TO BE DONE
Transcribe the material in full. Nothing should differ except that the pictures are left out.

EXTRACTED RECORDS

= = =

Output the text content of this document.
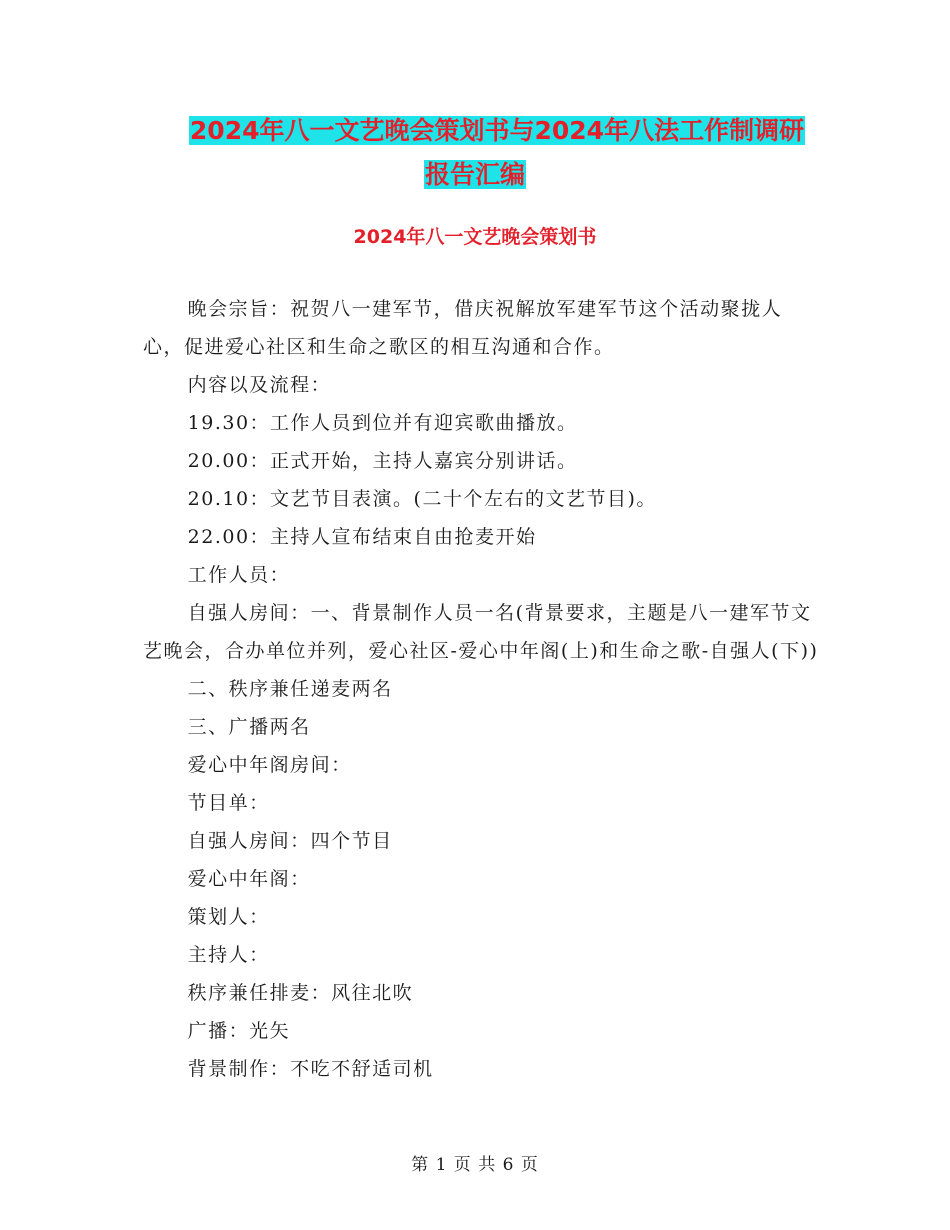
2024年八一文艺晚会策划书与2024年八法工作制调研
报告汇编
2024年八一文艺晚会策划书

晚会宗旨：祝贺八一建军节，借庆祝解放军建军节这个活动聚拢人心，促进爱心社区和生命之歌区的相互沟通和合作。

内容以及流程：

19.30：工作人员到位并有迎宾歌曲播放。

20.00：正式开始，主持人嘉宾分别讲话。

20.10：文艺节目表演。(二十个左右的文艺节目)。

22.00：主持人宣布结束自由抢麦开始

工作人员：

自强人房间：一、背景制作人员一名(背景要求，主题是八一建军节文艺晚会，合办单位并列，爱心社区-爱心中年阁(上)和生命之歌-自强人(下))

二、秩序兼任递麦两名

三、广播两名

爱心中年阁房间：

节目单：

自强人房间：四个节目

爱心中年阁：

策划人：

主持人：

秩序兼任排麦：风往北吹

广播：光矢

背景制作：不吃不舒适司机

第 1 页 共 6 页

= = =

THE OUTPUT
Output the text content of this document.
2024年八一文艺晚会策划书与2024年八法工作制调研
报告汇编
2024年八一文艺晚会策划书

晚会宗旨：祝贺八一建军节，借庆祝解放军建军节这个活动聚拢人心，促进爱心社区和生命之歌区的相互沟通和合作。

内容以及流程：

19.30：工作人员到位并有迎宾歌曲播放。

20.00：正式开始，主持人嘉宾分别讲话。

20.10：文艺节目表演。(二十个左右的文艺节目)。

22.00：主持人宣布结束自由抢麦开始

工作人员：

自强人房间：一、背景制作人员一名(背景要求，主题是八一建军节文艺晚会，合办单位并列，爱心社区-爱心中年阁(上)和生命之歌-自强人(下))

二、秩序兼任递麦两名

三、广播两名

爱心中年阁房间：

节目单：

自强人房间：四个节目

爱心中年阁：

策划人：

主持人：

秩序兼任排麦：风往北吹

广播：光矢

背景制作：不吃不舒适司机

第 1 页 共 6 页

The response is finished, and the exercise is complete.